(Short task): Each entry below should be echoed exactly, with pictures omitted.

(Entries shown):

(begin)

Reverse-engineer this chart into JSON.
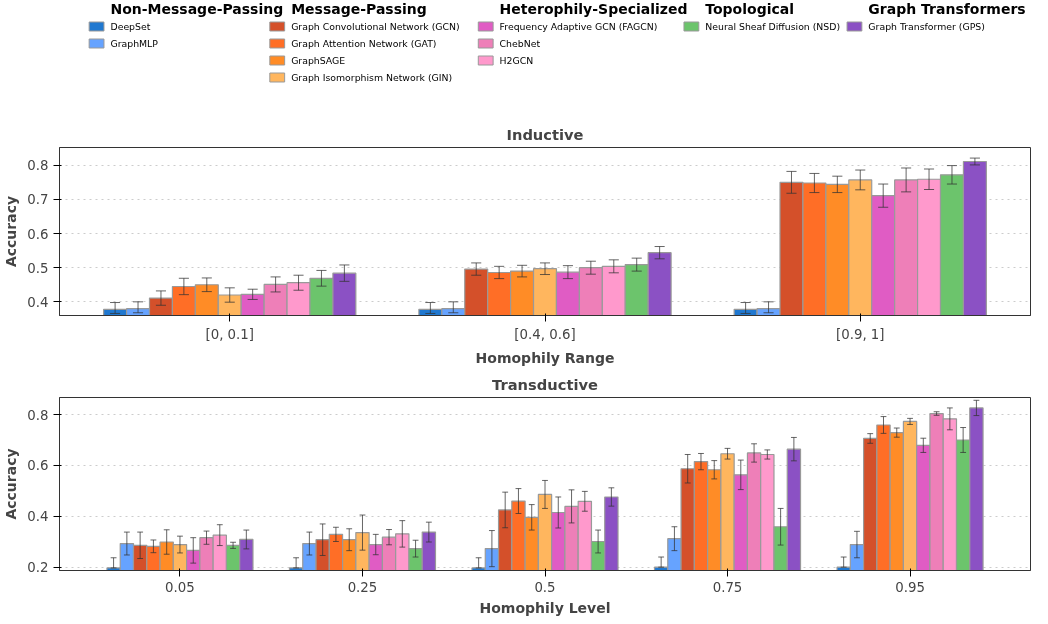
{
  "chart_data": [
    {
      "type": "bar",
      "title": "Inductive",
      "xlabel": "Homophily Range",
      "ylabel": "Accuracy",
      "categories": [
        "[0, 0.1]",
        "[0.4, 0.6]",
        "[0.9, 1]"
      ],
      "ylim": [
        0.36,
        0.852
      ],
      "yticks": [
        0.4,
        0.5,
        0.6,
        0.7,
        0.8
      ],
      "grid": "y",
      "legend": "top",
      "annotations": [
        "Non-Message-Passing",
        "Message-Passing",
        "Heterophily-Specialized",
        "Topological",
        "Graph Transformers"
      ],
      "series": [
        {
          "name": "DeepSet",
          "color": "#2078d0",
          "values": [
            0.378,
            0.378,
            0.378
          ],
          "errors": [
            [
              0.366,
              0.398
            ],
            [
              0.366,
              0.398
            ],
            [
              0.366,
              0.398
            ]
          ]
        },
        {
          "name": "GraphMLP",
          "color": "#66a3ff",
          "values": [
            0.38,
            0.38,
            0.38
          ],
          "errors": [
            [
              0.368,
              0.4
            ],
            [
              0.368,
              0.4
            ],
            [
              0.368,
              0.4
            ]
          ]
        },
        {
          "name": "Graph Convolutional Network (GCN)",
          "color": "#d4502a",
          "values": [
            0.411,
            0.496,
            0.75
          ],
          "errors": [
            0.021,
            0.018,
            0.032
          ]
        },
        {
          "name": "Graph Attention Network (GAT)",
          "color": "#ff6e26",
          "values": [
            0.445,
            0.486,
            0.748
          ],
          "errors": [
            0.024,
            0.018,
            0.028
          ]
        },
        {
          "name": "GraphSAGE",
          "color": "#ff8c26",
          "values": [
            0.45,
            0.49,
            0.744
          ],
          "errors": [
            0.02,
            0.017,
            0.024
          ]
        },
        {
          "name": "Graph Isomorphism Network (GIN)",
          "color": "#ffb65e",
          "values": [
            0.42,
            0.497,
            0.757
          ],
          "errors": [
            0.021,
            0.017,
            0.029
          ]
        },
        {
          "name": "Frequency Adaptive GCN (FAGCN)",
          "color": "#e05cc4",
          "values": [
            0.422,
            0.487,
            0.711
          ],
          "errors": [
            0.015,
            0.019,
            0.034
          ]
        },
        {
          "name": "ChebNet",
          "color": "#ee7fb8",
          "values": [
            0.451,
            0.5,
            0.757
          ],
          "errors": [
            0.022,
            0.019,
            0.035
          ]
        },
        {
          "name": "H2GCN",
          "color": "#ff99cc",
          "values": [
            0.456,
            0.504,
            0.759
          ],
          "errors": [
            0.022,
            0.019,
            0.03
          ]
        },
        {
          "name": "Neural Sheaf Diffusion (NSD)",
          "color": "#6cc46c",
          "values": [
            0.469,
            0.509,
            0.772
          ],
          "errors": [
            0.023,
            0.019,
            0.027
          ]
        },
        {
          "name": "Graph Transformer (GPS)",
          "color": "#8b51c4",
          "values": [
            0.484,
            0.544,
            0.811
          ],
          "errors": [
            0.024,
            0.018,
            0.01
          ]
        }
      ]
    },
    {
      "type": "bar",
      "title": "Transductive",
      "xlabel": "Homophily Level",
      "ylabel": "Accuracy",
      "categories": [
        "0.05",
        "0.25",
        "0.5",
        "0.75",
        "0.95"
      ],
      "ylim": [
        0.187,
        0.867
      ],
      "yticks": [
        0.2,
        0.4,
        0.6,
        0.8
      ],
      "grid": "y",
      "series": [
        {
          "color": "#2078d0",
          "values": [
            0.197,
            0.197,
            0.197,
            0.2,
            0.2
          ],
          "errors": [
            [
              0.197,
              0.237
            ],
            [
              0.197,
              0.237
            ],
            [
              0.197,
              0.237
            ],
            [
              0.2,
              0.24
            ],
            [
              0.2,
              0.24
            ]
          ]
        },
        {
          "color": "#66a3ff",
          "values": [
            0.293,
            0.293,
            0.273,
            0.312,
            0.289
          ],
          "errors": [
            0.045,
            0.045,
            0.071,
            0.047,
            0.052
          ]
        },
        {
          "color": "#d4502a",
          "values": [
            0.286,
            0.308,
            0.425,
            0.587,
            0.706
          ],
          "errors": [
            0.052,
            0.062,
            0.07,
            0.056,
            0.019
          ]
        },
        {
          "color": "#ff6e26",
          "values": [
            0.282,
            0.329,
            0.46,
            0.615,
            0.759
          ],
          "errors": [
            0.025,
            0.028,
            0.049,
            0.032,
            0.033
          ]
        },
        {
          "color": "#ff8c26",
          "values": [
            0.299,
            0.308,
            0.396,
            0.583,
            0.729
          ],
          "errors": [
            0.048,
            0.043,
            0.05,
            0.036,
            0.018
          ]
        },
        {
          "color": "#ffb65e",
          "values": [
            0.289,
            0.336,
            0.486,
            0.646,
            0.773
          ],
          "errors": [
            0.033,
            0.069,
            0.055,
            0.021,
            0.012
          ]
        },
        {
          "color": "#e05cc4",
          "values": [
            0.266,
            0.289,
            0.415,
            0.563,
            0.679
          ],
          "errors": [
            0.05,
            0.04,
            0.061,
            0.058,
            0.028
          ]
        },
        {
          "color": "#ee7fb8",
          "values": [
            0.316,
            0.318,
            0.439,
            0.649,
            0.804
          ],
          "errors": [
            0.026,
            0.03,
            0.065,
            0.036,
            0.007
          ]
        },
        {
          "color": "#ff99cc",
          "values": [
            0.326,
            0.331,
            0.459,
            0.643,
            0.783
          ],
          "errors": [
            0.041,
            0.052,
            0.039,
            0.018,
            0.043
          ]
        },
        {
          "color": "#6cc46c",
          "values": [
            0.286,
            0.273,
            0.301,
            0.359,
            0.7
          ],
          "errors": [
            0.012,
            0.033,
            0.045,
            0.072,
            0.049
          ]
        },
        {
          "color": "#8b51c4",
          "values": [
            0.309,
            0.338,
            0.476,
            0.664,
            0.826
          ],
          "errors": [
            0.037,
            0.039,
            0.036,
            0.046,
            0.03
          ]
        }
      ]
    }
  ]
}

(end)

(Task output):
Reverse-engineer this chart into JSON.
{
  "chart_data": [
    {
      "type": "bar",
      "title": "Inductive",
      "xlabel": "Homophily Range",
      "ylabel": "Accuracy",
      "categories": [
        "[0, 0.1]",
        "[0.4, 0.6]",
        "[0.9, 1]"
      ],
      "ylim": [
        0.36,
        0.852
      ],
      "yticks": [
        0.4,
        0.5,
        0.6,
        0.7,
        0.8
      ],
      "grid": "y",
      "legend": "top",
      "annotations": [
        "Non-Message-Passing",
        "Message-Passing",
        "Heterophily-Specialized",
        "Topological",
        "Graph Transformers"
      ],
      "series": [
        {
          "name": "DeepSet",
          "color": "#2078d0",
          "values": [
            0.378,
            0.378,
            0.378
          ],
          "errors": [
            [
              0.366,
              0.398
            ],
            [
              0.366,
              0.398
            ],
            [
              0.366,
              0.398
            ]
          ]
        },
        {
          "name": "GraphMLP",
          "color": "#66a3ff",
          "values": [
            0.38,
            0.38,
            0.38
          ],
          "errors": [
            [
              0.368,
              0.4
            ],
            [
              0.368,
              0.4
            ],
            [
              0.368,
              0.4
            ]
          ]
        },
        {
          "name": "Graph Convolutional Network (GCN)",
          "color": "#d4502a",
          "values": [
            0.411,
            0.496,
            0.75
          ],
          "errors": [
            0.021,
            0.018,
            0.032
          ]
        },
        {
          "name": "Graph Attention Network (GAT)",
          "color": "#ff6e26",
          "values": [
            0.445,
            0.486,
            0.748
          ],
          "errors": [
            0.024,
            0.018,
            0.028
          ]
        },
        {
          "name": "GraphSAGE",
          "color": "#ff8c26",
          "values": [
            0.45,
            0.49,
            0.744
          ],
          "errors": [
            0.02,
            0.017,
            0.024
          ]
        },
        {
          "name": "Graph Isomorphism Network (GIN)",
          "color": "#ffb65e",
          "values": [
            0.42,
            0.497,
            0.757
          ],
          "errors": [
            0.021,
            0.017,
            0.029
          ]
        },
        {
          "name": "Frequency Adaptive GCN (FAGCN)",
          "color": "#e05cc4",
          "values": [
            0.422,
            0.487,
            0.711
          ],
          "errors": [
            0.015,
            0.019,
            0.034
          ]
        },
        {
          "name": "ChebNet",
          "color": "#ee7fb8",
          "values": [
            0.451,
            0.5,
            0.757
          ],
          "errors": [
            0.022,
            0.019,
            0.035
          ]
        },
        {
          "name": "H2GCN",
          "color": "#ff99cc",
          "values": [
            0.456,
            0.504,
            0.759
          ],
          "errors": [
            0.022,
            0.019,
            0.03
          ]
        },
        {
          "name": "Neural Sheaf Diffusion (NSD)",
          "color": "#6cc46c",
          "values": [
            0.469,
            0.509,
            0.772
          ],
          "errors": [
            0.023,
            0.019,
            0.027
          ]
        },
        {
          "name": "Graph Transformer (GPS)",
          "color": "#8b51c4",
          "values": [
            0.484,
            0.544,
            0.811
          ],
          "errors": [
            0.024,
            0.018,
            0.01
          ]
        }
      ]
    },
    {
      "type": "bar",
      "title": "Transductive",
      "xlabel": "Homophily Level",
      "ylabel": "Accuracy",
      "categories": [
        "0.05",
        "0.25",
        "0.5",
        "0.75",
        "0.95"
      ],
      "ylim": [
        0.187,
        0.867
      ],
      "yticks": [
        0.2,
        0.4,
        0.6,
        0.8
      ],
      "grid": "y",
      "series": [
        {
          "color": "#2078d0",
          "values": [
            0.197,
            0.197,
            0.197,
            0.2,
            0.2
          ],
          "errors": [
            [
              0.197,
              0.237
            ],
            [
              0.197,
              0.237
            ],
            [
              0.197,
              0.237
            ],
            [
              0.2,
              0.24
            ],
            [
              0.2,
              0.24
            ]
          ]
        },
        {
          "color": "#66a3ff",
          "values": [
            0.293,
            0.293,
            0.273,
            0.312,
            0.289
          ],
          "errors": [
            0.045,
            0.045,
            0.071,
            0.047,
            0.052
          ]
        },
        {
          "color": "#d4502a",
          "values": [
            0.286,
            0.308,
            0.425,
            0.587,
            0.706
          ],
          "errors": [
            0.052,
            0.062,
            0.07,
            0.056,
            0.019
          ]
        },
        {
          "color": "#ff6e26",
          "values": [
            0.282,
            0.329,
            0.46,
            0.615,
            0.759
          ],
          "errors": [
            0.025,
            0.028,
            0.049,
            0.032,
            0.033
          ]
        },
        {
          "color": "#ff8c26",
          "values": [
            0.299,
            0.308,
            0.396,
            0.583,
            0.729
          ],
          "errors": [
            0.048,
            0.043,
            0.05,
            0.036,
            0.018
          ]
        },
        {
          "color": "#ffb65e",
          "values": [
            0.289,
            0.336,
            0.486,
            0.646,
            0.773
          ],
          "errors": [
            0.033,
            0.069,
            0.055,
            0.021,
            0.012
          ]
        },
        {
          "color": "#e05cc4",
          "values": [
            0.266,
            0.289,
            0.415,
            0.563,
            0.679
          ],
          "errors": [
            0.05,
            0.04,
            0.061,
            0.058,
            0.028
          ]
        },
        {
          "color": "#ee7fb8",
          "values": [
            0.316,
            0.318,
            0.439,
            0.649,
            0.804
          ],
          "errors": [
            0.026,
            0.03,
            0.065,
            0.036,
            0.007
          ]
        },
        {
          "color": "#ff99cc",
          "values": [
            0.326,
            0.331,
            0.459,
            0.643,
            0.783
          ],
          "errors": [
            0.041,
            0.052,
            0.039,
            0.018,
            0.043
          ]
        },
        {
          "color": "#6cc46c",
          "values": [
            0.286,
            0.273,
            0.301,
            0.359,
            0.7
          ],
          "errors": [
            0.012,
            0.033,
            0.045,
            0.072,
            0.049
          ]
        },
        {
          "color": "#8b51c4",
          "values": [
            0.309,
            0.338,
            0.476,
            0.664,
            0.826
          ],
          "errors": [
            0.037,
            0.039,
            0.036,
            0.046,
            0.03
          ]
        }
      ]
    }
  ]
}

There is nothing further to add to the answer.